▶ Задание: Перепишите слово в слово все строки, приведённые ниже.

[Записи о границах элементов]
※
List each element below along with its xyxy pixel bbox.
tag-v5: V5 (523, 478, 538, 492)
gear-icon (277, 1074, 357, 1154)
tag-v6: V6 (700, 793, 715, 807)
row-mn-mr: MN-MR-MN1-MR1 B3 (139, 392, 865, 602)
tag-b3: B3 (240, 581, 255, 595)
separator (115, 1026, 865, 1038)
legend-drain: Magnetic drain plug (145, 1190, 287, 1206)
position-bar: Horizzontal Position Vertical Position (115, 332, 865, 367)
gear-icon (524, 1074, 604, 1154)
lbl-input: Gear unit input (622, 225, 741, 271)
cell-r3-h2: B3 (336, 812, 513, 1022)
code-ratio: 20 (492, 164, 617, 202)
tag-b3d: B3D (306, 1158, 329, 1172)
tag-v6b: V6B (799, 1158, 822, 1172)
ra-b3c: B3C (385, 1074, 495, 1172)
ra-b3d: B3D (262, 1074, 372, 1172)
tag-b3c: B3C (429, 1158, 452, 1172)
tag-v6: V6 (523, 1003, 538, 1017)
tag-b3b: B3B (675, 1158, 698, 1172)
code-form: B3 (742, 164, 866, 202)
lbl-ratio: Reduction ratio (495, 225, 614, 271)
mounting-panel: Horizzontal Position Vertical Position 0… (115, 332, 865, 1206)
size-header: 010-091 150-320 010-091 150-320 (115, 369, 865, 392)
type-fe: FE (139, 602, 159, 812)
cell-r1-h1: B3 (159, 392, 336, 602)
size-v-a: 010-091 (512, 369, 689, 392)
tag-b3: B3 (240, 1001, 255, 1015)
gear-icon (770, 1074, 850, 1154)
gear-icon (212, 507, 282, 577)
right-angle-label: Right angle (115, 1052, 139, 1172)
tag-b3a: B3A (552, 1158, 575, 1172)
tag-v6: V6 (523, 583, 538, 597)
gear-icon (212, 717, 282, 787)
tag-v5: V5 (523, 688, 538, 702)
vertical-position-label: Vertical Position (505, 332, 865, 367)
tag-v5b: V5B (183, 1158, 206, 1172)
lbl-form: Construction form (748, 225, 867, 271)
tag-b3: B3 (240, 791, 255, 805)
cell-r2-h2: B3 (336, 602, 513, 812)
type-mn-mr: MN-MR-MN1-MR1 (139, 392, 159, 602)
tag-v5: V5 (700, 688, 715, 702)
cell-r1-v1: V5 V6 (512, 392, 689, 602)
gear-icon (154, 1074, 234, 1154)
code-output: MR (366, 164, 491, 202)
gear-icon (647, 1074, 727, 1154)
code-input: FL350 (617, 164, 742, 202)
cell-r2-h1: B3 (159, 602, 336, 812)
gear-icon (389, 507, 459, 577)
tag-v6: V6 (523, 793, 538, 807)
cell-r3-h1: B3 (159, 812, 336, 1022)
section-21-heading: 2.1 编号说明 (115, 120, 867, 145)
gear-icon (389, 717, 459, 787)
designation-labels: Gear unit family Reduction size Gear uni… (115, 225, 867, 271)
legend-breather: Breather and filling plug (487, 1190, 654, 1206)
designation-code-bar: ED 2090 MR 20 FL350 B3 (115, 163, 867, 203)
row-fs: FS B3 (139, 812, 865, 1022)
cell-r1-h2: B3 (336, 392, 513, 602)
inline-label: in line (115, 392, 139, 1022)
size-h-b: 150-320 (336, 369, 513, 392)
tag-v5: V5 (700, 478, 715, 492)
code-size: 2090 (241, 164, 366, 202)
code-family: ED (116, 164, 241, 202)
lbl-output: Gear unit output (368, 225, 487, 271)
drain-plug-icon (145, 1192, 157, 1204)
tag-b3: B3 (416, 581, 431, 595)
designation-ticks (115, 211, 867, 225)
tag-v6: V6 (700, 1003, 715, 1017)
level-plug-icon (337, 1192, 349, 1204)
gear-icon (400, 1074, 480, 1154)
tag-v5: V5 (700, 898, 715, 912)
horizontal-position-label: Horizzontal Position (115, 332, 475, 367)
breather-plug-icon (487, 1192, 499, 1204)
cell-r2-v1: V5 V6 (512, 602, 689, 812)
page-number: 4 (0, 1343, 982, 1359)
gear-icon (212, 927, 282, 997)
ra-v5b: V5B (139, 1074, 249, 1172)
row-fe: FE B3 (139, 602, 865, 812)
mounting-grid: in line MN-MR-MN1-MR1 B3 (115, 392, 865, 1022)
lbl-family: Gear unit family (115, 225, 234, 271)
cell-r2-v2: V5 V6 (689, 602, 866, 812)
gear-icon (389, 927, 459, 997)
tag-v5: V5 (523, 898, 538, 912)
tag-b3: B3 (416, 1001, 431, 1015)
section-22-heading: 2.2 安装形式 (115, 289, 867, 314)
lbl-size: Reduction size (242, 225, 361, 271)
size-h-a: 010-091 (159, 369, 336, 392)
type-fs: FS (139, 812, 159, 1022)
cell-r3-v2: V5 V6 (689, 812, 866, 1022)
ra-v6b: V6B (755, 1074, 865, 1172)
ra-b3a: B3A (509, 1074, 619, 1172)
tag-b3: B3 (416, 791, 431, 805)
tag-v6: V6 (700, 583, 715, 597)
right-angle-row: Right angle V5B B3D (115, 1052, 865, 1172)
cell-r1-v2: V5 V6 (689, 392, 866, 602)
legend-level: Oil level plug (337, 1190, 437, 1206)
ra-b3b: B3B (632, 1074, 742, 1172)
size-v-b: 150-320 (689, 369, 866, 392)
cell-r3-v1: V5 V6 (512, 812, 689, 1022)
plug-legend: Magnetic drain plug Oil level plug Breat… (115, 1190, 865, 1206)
※
▶ Готовое решение:
List each element below along with its xyxy pixel bbox.
tag-v5: V5 (523, 478, 538, 492)
gear-icon (277, 1074, 357, 1154)
tag-v6: V6 (700, 793, 715, 807)
row-mn-mr: MN-MR-MN1-MR1 B3 (139, 392, 865, 602)
tag-b3: B3 (240, 581, 255, 595)
separator (115, 1026, 865, 1038)
legend-drain: Magnetic drain plug (145, 1190, 287, 1206)
position-bar: Horizzontal Position Vertical Position (115, 332, 865, 367)
gear-icon (524, 1074, 604, 1154)
lbl-input: Gear unit input (622, 225, 741, 271)
cell-r3-h2: B3 (336, 812, 513, 1022)
code-ratio: 20 (492, 164, 617, 202)
tag-b3d: B3D (306, 1158, 329, 1172)
tag-v6b: V6B (799, 1158, 822, 1172)
ra-b3c: B3C (385, 1074, 495, 1172)
ra-b3d: B3D (262, 1074, 372, 1172)
tag-b3c: B3C (429, 1158, 452, 1172)
tag-v6: V6 (523, 1003, 538, 1017)
tag-b3b: B3B (675, 1158, 698, 1172)
code-form: B3 (742, 164, 866, 202)
lbl-ratio: Reduction ratio (495, 225, 614, 271)
mounting-panel: Horizzontal Position Vertical Position 0… (115, 332, 865, 1206)
size-header: 010-091 150-320 010-091 150-320 (115, 369, 865, 392)
type-fe: FE (139, 602, 159, 812)
cell-r1-h1: B3 (159, 392, 336, 602)
size-v-a: 010-091 (512, 369, 689, 392)
tag-b3: B3 (240, 1001, 255, 1015)
gear-icon (770, 1074, 850, 1154)
gear-icon (212, 507, 282, 577)
right-angle-label: Right angle (115, 1052, 139, 1172)
tag-b3a: B3A (552, 1158, 575, 1172)
tag-v6: V6 (523, 583, 538, 597)
gear-icon (212, 717, 282, 787)
tag-v5: V5 (523, 688, 538, 702)
vertical-position-label: Vertical Position (505, 332, 865, 367)
tag-v5b: V5B (183, 1158, 206, 1172)
lbl-form: Construction form (748, 225, 867, 271)
tag-b3: B3 (240, 791, 255, 805)
cell-r2-h2: B3 (336, 602, 513, 812)
type-mn-mr: MN-MR-MN1-MR1 (139, 392, 159, 602)
tag-v5: V5 (700, 688, 715, 702)
cell-r1-v1: V5 V6 (512, 392, 689, 602)
gear-icon (154, 1074, 234, 1154)
code-output: MR (366, 164, 491, 202)
gear-icon (647, 1074, 727, 1154)
code-input: FL350 (617, 164, 742, 202)
cell-r2-h1: B3 (159, 602, 336, 812)
gear-icon (389, 507, 459, 577)
tag-v6: V6 (523, 793, 538, 807)
cell-r3-h1: B3 (159, 812, 336, 1022)
section-21-heading: 2.1 编号说明 (115, 120, 867, 145)
gear-icon (389, 717, 459, 787)
designation-labels: Gear unit family Reduction size Gear uni… (115, 225, 867, 271)
legend-breather: Breather and filling plug (487, 1190, 654, 1206)
designation-code-bar: ED 2090 MR 20 FL350 B3 (115, 163, 867, 203)
row-fs: FS B3 (139, 812, 865, 1022)
cell-r1-h2: B3 (336, 392, 513, 602)
inline-label: in line (115, 392, 139, 1022)
size-h-b: 150-320 (336, 369, 513, 392)
tag-v5: V5 (700, 478, 715, 492)
code-size: 2090 (241, 164, 366, 202)
code-family: ED (116, 164, 241, 202)
lbl-output: Gear unit output (368, 225, 487, 271)
drain-plug-icon (145, 1192, 157, 1204)
tag-b3: B3 (416, 581, 431, 595)
designation-ticks (115, 211, 867, 225)
tag-v6: V6 (700, 1003, 715, 1017)
level-plug-icon (337, 1192, 349, 1204)
gear-icon (400, 1074, 480, 1154)
tag-v5: V5 (700, 898, 715, 912)
horizontal-position-label: Horizzontal Position (115, 332, 475, 367)
breather-plug-icon (487, 1192, 499, 1204)
cell-r2-v1: V5 V6 (512, 602, 689, 812)
page-number: 4 (0, 1343, 982, 1359)
gear-icon (212, 927, 282, 997)
ra-v5b: V5B (139, 1074, 249, 1172)
row-fe: FE B3 (139, 602, 865, 812)
mounting-grid: in line MN-MR-MN1-MR1 B3 (115, 392, 865, 1022)
lbl-family: Gear unit family (115, 225, 234, 271)
cell-r2-v2: V5 V6 (689, 602, 866, 812)
gear-icon (389, 927, 459, 997)
tag-v5: V5 (523, 898, 538, 912)
tag-b3: B3 (416, 1001, 431, 1015)
section-22-heading: 2.2 安装形式 (115, 289, 867, 314)
lbl-size: Reduction size (242, 225, 361, 271)
size-h-a: 010-091 (159, 369, 336, 392)
type-fs: FS (139, 812, 159, 1022)
cell-r3-v2: V5 V6 (689, 812, 866, 1022)
ra-v6b: V6B (755, 1074, 865, 1172)
ra-b3a: B3A (509, 1074, 619, 1172)
tag-b3: B3 (416, 791, 431, 805)
tag-v6: V6 (700, 583, 715, 597)
right-angle-row: Right angle V5B B3D (115, 1052, 865, 1172)
cell-r1-v2: V5 V6 (689, 392, 866, 602)
legend-level: Oil level plug (337, 1190, 437, 1206)
ra-b3b: B3B (632, 1074, 742, 1172)
size-v-b: 150-320 (689, 369, 866, 392)
cell-r3-v1: V5 V6 (512, 812, 689, 1022)
plug-legend: Magnetic drain plug Oil level plug Breat… (115, 1190, 865, 1206)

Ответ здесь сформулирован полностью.